━━ PROVIDED DATA
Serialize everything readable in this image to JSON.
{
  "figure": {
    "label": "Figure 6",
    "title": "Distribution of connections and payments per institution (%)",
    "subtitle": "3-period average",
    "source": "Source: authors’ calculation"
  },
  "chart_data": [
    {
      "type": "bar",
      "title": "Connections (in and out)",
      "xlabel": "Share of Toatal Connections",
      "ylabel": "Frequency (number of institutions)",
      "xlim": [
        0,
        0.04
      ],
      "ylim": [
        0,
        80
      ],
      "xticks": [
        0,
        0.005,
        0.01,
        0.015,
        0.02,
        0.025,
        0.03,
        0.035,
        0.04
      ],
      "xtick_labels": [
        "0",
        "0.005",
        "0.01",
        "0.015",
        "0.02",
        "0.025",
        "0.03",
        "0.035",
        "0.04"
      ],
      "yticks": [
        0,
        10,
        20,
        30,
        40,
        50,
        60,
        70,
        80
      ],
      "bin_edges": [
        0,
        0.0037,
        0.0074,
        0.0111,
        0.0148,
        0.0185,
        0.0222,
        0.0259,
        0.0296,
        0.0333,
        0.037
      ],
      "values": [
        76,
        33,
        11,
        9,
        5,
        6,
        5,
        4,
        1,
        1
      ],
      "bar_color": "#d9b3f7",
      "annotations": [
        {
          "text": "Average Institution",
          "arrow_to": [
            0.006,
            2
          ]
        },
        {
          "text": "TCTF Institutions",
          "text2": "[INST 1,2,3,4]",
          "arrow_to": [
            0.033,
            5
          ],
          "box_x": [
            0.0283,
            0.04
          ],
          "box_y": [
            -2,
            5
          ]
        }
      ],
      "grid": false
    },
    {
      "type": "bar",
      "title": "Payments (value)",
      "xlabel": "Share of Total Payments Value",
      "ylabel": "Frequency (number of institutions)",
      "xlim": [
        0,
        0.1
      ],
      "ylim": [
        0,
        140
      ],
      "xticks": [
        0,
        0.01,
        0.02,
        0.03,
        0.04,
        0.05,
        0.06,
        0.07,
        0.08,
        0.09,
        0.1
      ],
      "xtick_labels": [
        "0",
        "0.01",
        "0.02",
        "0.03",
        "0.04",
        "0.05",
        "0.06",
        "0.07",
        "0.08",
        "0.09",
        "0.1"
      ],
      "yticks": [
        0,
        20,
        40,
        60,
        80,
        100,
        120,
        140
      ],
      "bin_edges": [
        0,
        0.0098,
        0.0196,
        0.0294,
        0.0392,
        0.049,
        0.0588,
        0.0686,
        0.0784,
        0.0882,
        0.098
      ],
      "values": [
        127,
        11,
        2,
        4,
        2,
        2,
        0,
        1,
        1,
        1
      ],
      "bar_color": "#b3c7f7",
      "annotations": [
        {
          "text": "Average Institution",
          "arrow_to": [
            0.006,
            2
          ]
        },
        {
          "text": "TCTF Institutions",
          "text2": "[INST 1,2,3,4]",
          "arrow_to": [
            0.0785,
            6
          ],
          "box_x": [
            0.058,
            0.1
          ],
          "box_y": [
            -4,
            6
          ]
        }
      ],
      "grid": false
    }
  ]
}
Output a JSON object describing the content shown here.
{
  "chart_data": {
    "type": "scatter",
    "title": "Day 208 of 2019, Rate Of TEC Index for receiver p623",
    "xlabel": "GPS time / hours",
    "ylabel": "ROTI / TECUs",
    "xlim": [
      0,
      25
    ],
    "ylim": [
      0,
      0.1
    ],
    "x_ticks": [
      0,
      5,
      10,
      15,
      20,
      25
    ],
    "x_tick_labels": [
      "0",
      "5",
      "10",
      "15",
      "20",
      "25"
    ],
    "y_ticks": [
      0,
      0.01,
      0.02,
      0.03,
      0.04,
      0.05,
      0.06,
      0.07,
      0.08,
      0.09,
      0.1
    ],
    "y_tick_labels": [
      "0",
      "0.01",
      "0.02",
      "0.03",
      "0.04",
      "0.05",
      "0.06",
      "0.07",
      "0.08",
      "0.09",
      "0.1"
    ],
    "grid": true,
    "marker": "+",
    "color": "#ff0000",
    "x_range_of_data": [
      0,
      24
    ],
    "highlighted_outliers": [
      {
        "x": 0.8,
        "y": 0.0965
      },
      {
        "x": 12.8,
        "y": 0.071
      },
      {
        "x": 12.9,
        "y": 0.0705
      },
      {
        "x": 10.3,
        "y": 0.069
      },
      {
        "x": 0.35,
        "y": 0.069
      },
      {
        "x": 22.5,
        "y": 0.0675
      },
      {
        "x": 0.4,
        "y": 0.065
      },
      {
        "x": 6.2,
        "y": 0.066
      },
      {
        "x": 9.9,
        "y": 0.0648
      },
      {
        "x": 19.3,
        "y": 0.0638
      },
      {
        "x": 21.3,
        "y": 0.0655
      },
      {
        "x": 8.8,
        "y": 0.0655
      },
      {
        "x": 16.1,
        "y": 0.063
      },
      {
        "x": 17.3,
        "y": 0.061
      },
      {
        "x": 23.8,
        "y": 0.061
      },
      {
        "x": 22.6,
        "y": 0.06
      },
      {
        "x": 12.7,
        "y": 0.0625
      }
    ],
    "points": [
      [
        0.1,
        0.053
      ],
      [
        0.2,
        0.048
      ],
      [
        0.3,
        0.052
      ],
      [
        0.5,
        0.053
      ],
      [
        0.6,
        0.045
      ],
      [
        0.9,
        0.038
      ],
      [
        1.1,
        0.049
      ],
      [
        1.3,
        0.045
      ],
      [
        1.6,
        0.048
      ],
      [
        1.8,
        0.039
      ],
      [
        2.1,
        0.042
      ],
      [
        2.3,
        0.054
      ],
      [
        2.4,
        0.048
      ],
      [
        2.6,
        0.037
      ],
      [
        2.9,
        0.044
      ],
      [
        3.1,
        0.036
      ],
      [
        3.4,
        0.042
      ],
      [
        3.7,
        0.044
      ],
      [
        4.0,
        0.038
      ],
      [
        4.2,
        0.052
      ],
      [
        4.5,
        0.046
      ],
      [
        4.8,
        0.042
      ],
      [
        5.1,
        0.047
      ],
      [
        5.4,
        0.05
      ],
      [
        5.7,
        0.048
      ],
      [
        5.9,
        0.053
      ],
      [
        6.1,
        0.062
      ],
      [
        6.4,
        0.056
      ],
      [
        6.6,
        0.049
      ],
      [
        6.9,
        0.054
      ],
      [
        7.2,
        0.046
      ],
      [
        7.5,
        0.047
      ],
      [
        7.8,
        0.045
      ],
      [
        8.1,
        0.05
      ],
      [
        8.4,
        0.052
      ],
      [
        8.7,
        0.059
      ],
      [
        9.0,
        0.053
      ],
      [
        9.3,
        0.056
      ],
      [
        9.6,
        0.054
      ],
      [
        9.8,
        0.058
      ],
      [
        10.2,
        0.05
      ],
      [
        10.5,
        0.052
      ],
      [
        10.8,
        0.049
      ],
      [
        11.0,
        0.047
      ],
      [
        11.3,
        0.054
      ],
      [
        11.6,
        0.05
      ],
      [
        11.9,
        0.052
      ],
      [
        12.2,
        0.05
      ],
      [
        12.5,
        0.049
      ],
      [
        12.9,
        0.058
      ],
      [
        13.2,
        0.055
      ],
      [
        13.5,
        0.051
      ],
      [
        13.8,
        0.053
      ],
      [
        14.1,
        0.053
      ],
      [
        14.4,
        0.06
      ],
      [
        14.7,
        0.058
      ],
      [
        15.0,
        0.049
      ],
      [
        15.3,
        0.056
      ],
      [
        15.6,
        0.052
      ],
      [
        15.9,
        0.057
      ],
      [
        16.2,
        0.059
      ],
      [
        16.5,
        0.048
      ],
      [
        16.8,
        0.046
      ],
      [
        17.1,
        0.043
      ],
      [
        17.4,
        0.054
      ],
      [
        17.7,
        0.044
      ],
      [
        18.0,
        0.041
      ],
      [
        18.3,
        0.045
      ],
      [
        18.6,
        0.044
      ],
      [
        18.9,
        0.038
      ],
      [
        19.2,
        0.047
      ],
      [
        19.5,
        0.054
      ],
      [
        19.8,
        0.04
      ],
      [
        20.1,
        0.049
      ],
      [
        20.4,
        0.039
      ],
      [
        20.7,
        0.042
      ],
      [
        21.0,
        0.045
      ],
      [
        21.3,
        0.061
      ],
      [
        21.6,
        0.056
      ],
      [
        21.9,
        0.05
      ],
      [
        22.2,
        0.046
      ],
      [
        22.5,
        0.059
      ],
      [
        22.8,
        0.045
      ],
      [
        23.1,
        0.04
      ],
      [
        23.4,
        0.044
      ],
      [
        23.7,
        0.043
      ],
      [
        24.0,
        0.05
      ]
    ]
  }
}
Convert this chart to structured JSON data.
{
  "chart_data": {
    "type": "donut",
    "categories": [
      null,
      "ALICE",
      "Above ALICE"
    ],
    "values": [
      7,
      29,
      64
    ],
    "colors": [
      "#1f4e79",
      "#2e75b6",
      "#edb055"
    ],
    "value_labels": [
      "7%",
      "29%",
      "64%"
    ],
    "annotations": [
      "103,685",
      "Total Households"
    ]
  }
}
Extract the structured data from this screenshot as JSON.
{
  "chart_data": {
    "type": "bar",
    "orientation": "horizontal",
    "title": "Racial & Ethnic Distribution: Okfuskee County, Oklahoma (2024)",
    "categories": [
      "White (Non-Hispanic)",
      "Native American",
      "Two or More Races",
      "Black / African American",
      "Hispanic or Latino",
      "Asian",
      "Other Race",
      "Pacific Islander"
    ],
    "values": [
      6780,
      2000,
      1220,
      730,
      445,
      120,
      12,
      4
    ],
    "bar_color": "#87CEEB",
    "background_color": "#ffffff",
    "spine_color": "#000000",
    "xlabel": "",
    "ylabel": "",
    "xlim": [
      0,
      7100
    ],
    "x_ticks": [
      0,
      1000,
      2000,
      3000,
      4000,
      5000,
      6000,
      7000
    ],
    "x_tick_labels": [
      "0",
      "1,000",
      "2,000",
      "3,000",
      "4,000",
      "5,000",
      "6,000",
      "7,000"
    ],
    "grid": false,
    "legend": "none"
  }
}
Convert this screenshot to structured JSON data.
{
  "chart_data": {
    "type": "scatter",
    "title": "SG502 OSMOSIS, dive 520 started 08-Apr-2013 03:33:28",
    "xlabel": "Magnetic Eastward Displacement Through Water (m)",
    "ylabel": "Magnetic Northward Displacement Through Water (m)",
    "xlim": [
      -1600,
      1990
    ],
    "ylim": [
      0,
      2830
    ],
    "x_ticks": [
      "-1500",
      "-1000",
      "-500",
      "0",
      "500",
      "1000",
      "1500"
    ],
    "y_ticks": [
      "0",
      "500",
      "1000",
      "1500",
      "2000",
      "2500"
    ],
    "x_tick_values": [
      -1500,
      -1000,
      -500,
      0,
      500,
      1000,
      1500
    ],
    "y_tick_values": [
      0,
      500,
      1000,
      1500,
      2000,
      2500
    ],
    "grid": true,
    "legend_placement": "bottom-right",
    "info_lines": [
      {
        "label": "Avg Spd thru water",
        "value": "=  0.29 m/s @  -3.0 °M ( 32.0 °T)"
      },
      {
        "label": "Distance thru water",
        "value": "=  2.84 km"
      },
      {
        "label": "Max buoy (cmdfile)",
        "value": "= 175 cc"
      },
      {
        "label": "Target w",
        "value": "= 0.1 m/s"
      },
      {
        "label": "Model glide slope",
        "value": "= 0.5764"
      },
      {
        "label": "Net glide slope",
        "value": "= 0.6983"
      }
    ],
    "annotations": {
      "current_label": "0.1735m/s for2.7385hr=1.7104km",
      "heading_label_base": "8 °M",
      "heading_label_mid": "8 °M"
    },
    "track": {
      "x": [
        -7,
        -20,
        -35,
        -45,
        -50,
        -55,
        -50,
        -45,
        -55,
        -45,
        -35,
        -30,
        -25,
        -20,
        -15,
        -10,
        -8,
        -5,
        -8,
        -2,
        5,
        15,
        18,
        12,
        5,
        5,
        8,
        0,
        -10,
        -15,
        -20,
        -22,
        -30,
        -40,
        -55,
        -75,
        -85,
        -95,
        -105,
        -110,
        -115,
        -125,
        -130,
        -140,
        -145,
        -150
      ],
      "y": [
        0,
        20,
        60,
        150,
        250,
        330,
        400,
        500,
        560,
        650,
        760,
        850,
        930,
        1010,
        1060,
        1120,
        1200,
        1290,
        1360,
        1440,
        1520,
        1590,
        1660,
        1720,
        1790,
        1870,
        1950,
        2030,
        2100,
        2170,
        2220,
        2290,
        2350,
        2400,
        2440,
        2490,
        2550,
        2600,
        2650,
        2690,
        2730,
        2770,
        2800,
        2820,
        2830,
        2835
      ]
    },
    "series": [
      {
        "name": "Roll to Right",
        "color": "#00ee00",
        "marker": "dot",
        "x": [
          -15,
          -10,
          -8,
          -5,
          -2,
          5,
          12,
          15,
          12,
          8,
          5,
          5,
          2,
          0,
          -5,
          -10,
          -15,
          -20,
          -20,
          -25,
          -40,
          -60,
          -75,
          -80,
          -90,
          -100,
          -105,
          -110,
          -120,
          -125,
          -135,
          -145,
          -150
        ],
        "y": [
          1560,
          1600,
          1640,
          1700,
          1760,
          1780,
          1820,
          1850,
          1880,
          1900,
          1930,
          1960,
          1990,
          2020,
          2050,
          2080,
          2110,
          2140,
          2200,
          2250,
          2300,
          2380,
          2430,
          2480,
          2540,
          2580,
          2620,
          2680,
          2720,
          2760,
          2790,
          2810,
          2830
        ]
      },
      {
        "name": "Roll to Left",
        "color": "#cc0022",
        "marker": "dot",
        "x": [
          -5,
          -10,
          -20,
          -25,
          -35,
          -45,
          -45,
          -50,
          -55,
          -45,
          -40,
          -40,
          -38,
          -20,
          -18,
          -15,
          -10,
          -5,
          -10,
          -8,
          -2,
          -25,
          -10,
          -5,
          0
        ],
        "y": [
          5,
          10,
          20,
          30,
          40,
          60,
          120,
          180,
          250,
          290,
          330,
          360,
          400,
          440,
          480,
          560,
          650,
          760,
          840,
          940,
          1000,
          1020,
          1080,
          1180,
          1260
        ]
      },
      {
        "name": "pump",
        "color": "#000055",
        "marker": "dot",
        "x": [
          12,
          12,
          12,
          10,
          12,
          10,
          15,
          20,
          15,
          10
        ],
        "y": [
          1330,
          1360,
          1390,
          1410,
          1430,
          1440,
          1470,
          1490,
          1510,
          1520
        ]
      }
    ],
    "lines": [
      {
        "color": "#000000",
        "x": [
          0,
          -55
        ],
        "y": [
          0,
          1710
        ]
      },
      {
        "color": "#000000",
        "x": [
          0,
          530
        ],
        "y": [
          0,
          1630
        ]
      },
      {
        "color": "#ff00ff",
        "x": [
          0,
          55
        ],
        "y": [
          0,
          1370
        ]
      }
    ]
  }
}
━━━━
WHAT IS NEEDED:
Gather all the lines that include the word "name" and copy them out.

EXPECTED ANSWER:
        "name": "Roll to Right",
        "name": "Roll to Left",
        "name": "pump",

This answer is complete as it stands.